> [WORK TO DO]: Collect from the data below each line with "JSON".

________________________________________

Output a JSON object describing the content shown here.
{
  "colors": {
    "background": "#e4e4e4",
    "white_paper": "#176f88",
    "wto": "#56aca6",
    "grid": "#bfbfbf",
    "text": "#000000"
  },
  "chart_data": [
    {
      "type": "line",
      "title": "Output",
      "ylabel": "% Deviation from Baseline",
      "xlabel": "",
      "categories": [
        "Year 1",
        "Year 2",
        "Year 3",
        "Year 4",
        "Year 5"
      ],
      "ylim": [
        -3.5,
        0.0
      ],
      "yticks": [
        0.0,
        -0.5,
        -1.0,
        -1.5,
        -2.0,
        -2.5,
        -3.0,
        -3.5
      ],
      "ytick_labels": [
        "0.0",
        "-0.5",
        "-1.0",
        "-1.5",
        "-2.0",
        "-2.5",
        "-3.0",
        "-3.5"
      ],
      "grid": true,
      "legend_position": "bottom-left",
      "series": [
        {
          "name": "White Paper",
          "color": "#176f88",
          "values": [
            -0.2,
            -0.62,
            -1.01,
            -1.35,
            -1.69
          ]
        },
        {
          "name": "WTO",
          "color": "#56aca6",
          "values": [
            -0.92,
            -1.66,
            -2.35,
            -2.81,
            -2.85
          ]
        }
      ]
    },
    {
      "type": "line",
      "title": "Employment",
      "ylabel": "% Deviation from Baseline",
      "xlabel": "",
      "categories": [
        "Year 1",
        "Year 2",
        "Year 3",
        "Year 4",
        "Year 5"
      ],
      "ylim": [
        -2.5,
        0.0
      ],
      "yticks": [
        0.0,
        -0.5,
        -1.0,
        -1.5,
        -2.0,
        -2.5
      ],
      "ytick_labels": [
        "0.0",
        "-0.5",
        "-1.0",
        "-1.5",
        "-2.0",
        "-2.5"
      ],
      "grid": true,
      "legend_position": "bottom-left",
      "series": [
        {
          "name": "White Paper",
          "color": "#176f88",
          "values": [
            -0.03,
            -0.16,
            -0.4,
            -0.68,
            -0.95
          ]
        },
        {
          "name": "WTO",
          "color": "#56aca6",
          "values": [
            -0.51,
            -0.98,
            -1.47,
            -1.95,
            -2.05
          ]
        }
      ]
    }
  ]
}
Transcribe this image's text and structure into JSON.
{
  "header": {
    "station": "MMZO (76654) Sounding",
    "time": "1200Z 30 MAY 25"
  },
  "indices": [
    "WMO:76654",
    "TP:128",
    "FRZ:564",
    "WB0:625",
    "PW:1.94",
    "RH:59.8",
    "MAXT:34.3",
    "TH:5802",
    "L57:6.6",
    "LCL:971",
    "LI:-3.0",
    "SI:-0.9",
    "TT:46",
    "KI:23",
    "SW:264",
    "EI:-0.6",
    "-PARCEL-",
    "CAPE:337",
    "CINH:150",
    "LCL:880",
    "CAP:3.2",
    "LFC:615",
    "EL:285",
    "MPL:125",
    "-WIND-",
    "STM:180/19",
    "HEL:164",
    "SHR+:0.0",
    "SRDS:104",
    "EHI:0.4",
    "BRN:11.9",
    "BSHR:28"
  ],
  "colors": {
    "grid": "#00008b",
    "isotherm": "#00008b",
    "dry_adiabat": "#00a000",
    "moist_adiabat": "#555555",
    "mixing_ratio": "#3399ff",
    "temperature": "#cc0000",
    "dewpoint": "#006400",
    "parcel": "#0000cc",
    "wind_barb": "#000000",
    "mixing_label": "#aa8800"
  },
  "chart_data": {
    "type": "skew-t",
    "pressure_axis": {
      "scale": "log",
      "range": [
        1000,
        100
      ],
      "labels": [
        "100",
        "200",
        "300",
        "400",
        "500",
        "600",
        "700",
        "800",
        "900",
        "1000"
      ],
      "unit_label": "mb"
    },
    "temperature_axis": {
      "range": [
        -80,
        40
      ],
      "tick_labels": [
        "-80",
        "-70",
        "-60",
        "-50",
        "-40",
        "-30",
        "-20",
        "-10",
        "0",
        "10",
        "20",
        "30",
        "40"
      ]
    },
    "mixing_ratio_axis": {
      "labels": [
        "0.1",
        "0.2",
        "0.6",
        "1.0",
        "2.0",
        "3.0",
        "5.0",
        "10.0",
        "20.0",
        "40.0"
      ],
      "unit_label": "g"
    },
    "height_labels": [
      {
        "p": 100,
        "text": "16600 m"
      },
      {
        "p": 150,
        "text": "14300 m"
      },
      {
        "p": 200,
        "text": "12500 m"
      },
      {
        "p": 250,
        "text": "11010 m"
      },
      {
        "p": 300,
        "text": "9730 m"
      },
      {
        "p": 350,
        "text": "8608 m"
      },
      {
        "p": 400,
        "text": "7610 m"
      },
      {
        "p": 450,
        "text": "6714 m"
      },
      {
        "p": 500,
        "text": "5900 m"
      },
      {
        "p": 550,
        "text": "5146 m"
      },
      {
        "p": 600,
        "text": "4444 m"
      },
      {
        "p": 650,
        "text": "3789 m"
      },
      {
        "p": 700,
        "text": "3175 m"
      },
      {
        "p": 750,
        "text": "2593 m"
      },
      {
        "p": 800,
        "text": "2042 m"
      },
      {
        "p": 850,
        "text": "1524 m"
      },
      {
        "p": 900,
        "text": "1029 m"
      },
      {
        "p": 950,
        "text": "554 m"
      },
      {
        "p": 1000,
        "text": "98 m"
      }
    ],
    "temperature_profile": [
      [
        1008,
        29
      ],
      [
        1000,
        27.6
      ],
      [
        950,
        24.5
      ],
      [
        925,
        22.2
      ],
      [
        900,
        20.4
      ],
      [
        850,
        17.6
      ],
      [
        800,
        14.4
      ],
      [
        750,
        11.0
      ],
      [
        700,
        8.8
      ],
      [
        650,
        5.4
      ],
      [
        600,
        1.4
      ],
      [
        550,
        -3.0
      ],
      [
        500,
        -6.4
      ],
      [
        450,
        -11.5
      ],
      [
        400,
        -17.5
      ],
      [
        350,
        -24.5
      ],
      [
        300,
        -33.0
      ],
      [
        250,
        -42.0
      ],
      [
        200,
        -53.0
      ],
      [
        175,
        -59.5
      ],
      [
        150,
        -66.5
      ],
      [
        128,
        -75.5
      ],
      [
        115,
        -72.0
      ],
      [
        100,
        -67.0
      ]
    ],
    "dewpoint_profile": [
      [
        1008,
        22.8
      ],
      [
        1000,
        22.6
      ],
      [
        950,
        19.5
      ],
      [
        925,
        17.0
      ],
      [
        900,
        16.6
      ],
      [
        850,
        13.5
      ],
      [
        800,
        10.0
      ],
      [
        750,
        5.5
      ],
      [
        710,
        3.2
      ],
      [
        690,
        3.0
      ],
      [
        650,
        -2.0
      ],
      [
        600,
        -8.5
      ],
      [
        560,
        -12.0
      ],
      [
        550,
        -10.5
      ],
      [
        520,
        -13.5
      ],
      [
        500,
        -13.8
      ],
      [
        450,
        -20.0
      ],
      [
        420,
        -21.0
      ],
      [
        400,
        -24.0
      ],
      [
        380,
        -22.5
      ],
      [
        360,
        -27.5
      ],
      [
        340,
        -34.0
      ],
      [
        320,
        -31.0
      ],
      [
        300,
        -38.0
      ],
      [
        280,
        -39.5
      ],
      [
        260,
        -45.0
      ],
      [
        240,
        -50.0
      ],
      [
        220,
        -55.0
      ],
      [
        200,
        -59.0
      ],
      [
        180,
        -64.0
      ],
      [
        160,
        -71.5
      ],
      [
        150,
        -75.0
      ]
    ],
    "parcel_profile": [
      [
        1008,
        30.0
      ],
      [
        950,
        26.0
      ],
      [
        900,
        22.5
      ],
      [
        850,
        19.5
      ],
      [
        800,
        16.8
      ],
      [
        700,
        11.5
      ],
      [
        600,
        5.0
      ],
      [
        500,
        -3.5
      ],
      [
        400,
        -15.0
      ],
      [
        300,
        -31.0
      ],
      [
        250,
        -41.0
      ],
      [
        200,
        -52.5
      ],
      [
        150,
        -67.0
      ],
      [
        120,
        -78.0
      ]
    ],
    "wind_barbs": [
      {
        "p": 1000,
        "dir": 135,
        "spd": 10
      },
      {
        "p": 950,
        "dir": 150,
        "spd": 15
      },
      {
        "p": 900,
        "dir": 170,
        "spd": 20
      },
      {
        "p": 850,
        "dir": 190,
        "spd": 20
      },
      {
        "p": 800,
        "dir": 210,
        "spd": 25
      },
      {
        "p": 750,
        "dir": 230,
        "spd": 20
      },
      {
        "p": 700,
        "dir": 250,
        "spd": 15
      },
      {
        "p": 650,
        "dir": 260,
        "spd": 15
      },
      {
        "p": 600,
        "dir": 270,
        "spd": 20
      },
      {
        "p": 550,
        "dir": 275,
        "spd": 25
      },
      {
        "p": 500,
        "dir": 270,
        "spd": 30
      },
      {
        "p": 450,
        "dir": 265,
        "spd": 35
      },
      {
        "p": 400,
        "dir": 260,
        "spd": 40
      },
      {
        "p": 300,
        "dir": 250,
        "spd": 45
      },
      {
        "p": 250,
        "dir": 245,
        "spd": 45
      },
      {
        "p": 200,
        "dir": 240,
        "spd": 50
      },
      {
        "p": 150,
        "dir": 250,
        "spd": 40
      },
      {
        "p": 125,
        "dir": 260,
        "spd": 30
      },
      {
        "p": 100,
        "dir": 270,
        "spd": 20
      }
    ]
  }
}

________________________________________

> [ANSWER TO THIS PROBLEM]:
Output a JSON object describing the content shown here.
Transcribe this image's text and structure into JSON.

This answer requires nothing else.